→ **Work to be completed**:
Find all lines in the listing that include the word "true", then copy them.

(Stored dataset items)
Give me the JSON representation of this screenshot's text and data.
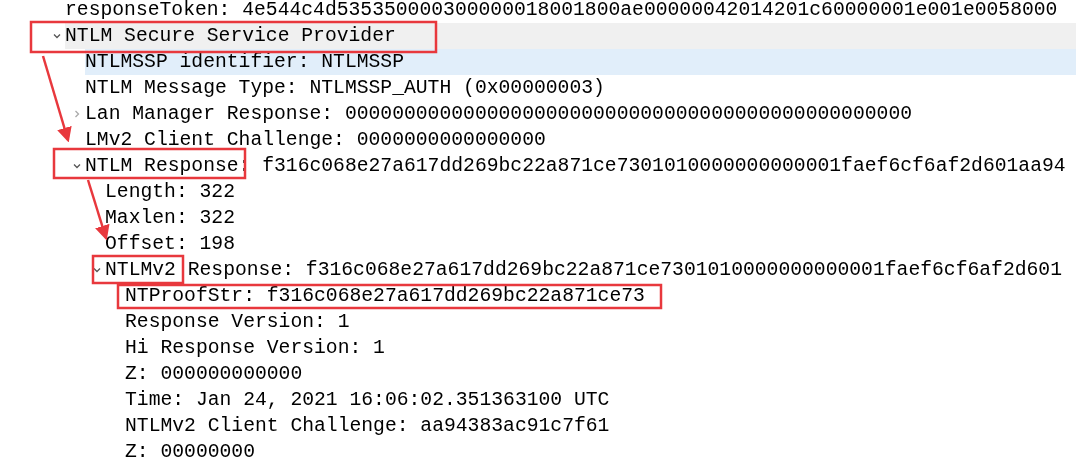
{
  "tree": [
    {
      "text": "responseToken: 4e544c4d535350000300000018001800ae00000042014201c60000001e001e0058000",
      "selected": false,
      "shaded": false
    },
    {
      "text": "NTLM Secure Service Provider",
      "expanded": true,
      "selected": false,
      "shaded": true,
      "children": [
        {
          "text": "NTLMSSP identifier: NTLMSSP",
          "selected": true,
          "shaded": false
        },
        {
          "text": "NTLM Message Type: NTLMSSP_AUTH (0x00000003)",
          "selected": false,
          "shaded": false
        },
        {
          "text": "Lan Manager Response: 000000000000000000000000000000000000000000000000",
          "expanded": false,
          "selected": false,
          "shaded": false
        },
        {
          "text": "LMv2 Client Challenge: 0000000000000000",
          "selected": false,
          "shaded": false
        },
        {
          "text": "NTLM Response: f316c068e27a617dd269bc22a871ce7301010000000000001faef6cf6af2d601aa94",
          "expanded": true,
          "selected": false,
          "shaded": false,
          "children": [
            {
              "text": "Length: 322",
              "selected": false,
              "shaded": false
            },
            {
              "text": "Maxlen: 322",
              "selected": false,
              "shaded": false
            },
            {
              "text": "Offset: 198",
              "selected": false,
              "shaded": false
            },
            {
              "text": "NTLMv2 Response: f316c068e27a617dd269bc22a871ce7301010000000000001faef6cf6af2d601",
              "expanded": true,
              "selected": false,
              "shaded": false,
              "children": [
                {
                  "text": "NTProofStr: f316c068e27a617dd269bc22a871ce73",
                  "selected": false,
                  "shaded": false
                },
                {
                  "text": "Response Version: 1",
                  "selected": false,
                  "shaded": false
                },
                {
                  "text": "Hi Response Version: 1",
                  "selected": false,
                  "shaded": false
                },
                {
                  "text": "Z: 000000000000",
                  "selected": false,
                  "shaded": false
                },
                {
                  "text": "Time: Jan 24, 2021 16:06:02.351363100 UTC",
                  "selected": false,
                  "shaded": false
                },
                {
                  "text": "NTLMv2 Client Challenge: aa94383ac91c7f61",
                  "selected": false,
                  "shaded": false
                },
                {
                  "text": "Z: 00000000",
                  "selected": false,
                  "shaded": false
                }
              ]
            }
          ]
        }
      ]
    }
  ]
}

* * *

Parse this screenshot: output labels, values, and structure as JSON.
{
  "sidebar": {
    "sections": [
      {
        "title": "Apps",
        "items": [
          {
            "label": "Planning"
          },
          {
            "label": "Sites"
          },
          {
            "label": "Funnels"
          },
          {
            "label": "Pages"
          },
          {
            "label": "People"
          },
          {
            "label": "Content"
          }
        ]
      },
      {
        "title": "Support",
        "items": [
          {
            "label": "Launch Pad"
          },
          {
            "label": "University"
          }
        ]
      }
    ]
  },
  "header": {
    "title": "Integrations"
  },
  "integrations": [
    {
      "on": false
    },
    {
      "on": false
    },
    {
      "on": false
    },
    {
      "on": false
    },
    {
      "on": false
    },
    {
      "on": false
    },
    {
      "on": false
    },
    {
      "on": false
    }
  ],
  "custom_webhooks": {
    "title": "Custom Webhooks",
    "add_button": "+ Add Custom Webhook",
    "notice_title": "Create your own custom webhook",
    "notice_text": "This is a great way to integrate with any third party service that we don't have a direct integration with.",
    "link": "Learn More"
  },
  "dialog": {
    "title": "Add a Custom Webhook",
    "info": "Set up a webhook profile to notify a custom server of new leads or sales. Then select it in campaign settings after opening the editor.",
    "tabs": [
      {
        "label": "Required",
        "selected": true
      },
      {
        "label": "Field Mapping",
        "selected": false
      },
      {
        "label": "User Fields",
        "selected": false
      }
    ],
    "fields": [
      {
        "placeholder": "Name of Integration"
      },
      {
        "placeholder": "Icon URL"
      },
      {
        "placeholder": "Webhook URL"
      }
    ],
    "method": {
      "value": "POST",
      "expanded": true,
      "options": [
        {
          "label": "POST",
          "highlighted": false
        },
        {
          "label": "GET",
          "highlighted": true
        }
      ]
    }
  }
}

* * *

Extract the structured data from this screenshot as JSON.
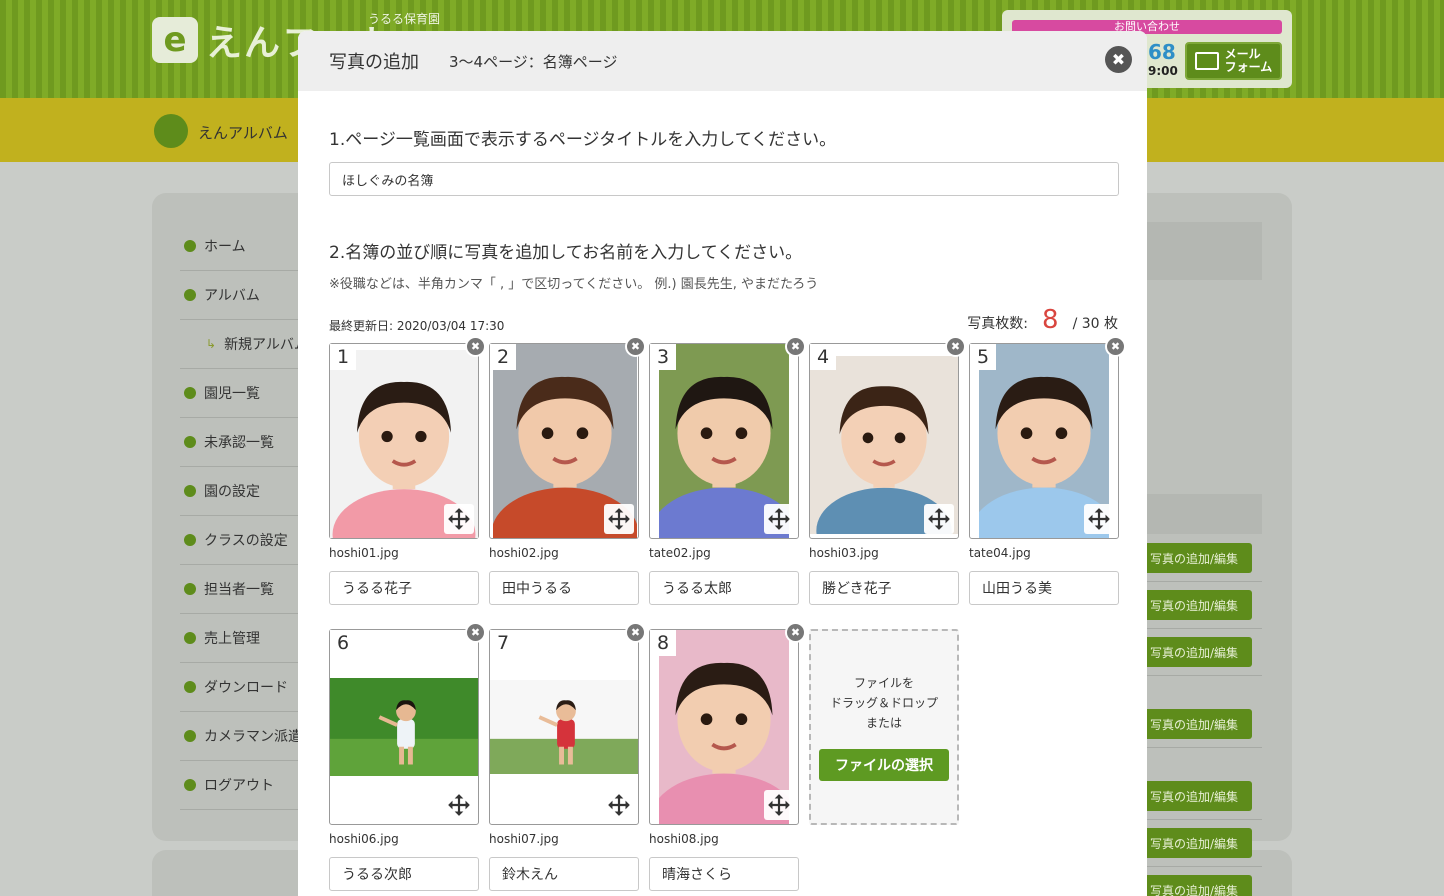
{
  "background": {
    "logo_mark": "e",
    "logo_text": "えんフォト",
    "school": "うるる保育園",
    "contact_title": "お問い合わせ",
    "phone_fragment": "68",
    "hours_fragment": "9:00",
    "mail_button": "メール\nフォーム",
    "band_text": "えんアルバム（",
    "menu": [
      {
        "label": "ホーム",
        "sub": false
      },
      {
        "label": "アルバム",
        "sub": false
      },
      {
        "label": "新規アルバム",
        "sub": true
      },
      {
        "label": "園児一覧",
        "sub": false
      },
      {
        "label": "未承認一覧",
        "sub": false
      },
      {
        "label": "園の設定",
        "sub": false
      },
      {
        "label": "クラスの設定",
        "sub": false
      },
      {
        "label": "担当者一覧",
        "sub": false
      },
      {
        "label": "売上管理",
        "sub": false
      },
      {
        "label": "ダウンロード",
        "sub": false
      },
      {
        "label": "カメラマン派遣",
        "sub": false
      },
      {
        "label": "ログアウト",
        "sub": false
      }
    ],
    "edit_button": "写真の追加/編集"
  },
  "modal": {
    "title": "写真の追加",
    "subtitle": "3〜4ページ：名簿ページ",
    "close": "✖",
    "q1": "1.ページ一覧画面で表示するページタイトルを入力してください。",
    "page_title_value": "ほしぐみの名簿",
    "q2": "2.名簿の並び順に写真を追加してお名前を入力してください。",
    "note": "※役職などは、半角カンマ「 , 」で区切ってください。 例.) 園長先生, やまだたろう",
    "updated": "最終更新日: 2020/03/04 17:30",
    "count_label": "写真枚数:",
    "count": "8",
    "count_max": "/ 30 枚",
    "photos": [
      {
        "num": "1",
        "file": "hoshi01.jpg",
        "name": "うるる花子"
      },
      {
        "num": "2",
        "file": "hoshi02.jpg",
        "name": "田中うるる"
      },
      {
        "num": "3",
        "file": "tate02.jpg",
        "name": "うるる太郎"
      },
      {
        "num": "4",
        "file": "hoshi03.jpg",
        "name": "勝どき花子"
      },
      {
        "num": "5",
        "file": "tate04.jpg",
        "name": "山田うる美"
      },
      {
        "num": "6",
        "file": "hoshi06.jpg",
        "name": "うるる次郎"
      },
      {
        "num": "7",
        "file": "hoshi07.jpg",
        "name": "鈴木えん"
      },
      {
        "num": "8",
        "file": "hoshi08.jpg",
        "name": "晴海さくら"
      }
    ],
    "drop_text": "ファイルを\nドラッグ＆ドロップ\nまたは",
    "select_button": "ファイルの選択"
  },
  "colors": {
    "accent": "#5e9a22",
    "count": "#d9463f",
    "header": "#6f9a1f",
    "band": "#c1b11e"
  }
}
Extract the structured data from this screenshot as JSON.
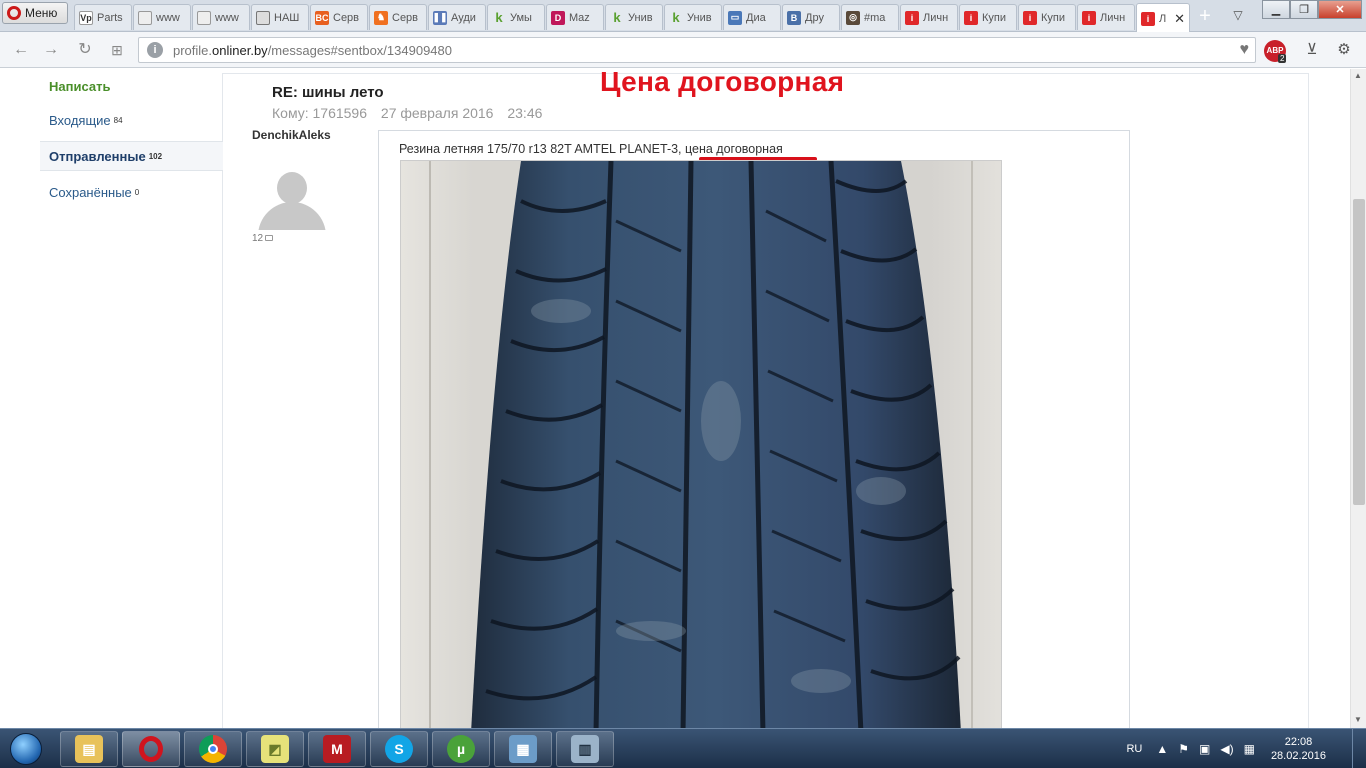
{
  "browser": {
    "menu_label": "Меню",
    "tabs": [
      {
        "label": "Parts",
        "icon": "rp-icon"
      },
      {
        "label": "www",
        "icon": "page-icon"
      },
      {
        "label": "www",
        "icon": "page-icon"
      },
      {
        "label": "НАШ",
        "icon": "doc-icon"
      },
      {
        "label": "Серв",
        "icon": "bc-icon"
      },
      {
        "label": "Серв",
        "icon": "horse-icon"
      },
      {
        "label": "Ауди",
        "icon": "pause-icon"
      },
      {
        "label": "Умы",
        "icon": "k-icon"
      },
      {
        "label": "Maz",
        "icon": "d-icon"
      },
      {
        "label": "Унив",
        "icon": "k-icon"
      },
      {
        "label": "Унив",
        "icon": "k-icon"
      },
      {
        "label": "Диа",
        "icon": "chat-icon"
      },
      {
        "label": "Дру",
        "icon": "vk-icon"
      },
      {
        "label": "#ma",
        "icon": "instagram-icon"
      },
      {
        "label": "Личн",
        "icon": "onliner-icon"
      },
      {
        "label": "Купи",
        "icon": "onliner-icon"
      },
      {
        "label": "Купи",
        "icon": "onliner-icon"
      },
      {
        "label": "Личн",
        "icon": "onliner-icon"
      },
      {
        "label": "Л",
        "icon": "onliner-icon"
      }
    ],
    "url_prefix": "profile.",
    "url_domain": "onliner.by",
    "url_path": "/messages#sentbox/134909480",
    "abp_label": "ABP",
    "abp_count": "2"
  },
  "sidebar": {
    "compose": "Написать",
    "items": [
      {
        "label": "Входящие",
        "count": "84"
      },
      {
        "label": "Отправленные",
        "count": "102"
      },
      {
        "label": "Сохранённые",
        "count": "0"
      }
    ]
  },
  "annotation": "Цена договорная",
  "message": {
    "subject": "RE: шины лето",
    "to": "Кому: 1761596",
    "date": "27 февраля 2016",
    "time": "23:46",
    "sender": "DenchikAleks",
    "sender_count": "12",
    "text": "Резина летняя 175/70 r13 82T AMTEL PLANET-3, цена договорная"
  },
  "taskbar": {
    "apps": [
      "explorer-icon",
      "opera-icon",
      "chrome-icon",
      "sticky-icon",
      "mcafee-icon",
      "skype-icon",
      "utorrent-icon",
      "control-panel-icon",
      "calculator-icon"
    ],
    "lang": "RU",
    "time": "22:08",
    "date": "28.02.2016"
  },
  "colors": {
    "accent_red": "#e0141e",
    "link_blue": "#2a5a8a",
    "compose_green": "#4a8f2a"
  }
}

→ **Written reply**:
      "expanded": true,
      "shaded": true,
          "selected": true,
          "expanded": true,
              "expanded": true,
        "selected": true
      "expanded": true,
          "highlighted": true
        "sub": true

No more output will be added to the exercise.